Written task ->
Which lines below hold the word "title"? Report each one.

Records to process ->
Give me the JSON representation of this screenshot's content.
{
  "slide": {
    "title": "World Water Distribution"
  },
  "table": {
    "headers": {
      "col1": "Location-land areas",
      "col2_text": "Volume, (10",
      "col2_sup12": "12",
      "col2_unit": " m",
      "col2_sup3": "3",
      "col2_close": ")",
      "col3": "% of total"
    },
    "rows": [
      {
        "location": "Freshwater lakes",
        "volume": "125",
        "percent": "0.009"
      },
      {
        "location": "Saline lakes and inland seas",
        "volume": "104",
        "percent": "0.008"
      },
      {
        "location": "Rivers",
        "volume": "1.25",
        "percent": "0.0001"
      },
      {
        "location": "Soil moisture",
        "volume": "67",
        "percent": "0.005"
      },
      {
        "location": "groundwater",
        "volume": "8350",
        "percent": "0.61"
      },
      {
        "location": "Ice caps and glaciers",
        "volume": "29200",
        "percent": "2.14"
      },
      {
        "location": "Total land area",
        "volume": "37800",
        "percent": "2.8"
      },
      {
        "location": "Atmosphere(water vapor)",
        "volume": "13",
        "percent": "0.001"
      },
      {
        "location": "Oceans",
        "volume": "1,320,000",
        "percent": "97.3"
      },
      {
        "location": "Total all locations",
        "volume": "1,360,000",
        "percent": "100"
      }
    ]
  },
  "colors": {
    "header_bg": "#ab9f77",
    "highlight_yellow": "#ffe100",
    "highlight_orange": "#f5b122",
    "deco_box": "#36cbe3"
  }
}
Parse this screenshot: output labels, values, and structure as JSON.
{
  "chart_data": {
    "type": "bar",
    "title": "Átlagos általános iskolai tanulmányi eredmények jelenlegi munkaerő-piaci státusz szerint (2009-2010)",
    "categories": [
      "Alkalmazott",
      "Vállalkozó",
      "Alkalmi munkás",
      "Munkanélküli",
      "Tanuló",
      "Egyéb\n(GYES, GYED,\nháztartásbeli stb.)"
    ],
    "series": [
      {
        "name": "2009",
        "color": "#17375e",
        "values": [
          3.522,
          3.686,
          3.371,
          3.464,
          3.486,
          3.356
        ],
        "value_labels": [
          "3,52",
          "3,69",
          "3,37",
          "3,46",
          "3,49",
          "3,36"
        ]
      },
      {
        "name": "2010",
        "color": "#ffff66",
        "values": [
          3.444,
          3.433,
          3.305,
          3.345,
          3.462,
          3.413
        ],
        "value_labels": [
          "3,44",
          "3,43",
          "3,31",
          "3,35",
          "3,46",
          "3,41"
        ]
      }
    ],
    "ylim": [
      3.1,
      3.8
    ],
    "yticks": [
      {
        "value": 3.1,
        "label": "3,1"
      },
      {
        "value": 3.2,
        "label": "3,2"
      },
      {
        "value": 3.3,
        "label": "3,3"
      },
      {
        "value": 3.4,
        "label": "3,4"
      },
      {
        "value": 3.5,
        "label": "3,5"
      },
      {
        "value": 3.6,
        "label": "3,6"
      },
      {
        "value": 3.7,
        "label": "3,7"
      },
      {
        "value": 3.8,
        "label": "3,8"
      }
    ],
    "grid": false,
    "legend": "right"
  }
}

Task response ->
    "title": "World Water Distribution"
    "title": "Átlagos általános iskolai tanulmányi eredmények jelenlegi munkaerő-piaci státusz szerint (2009-2010)",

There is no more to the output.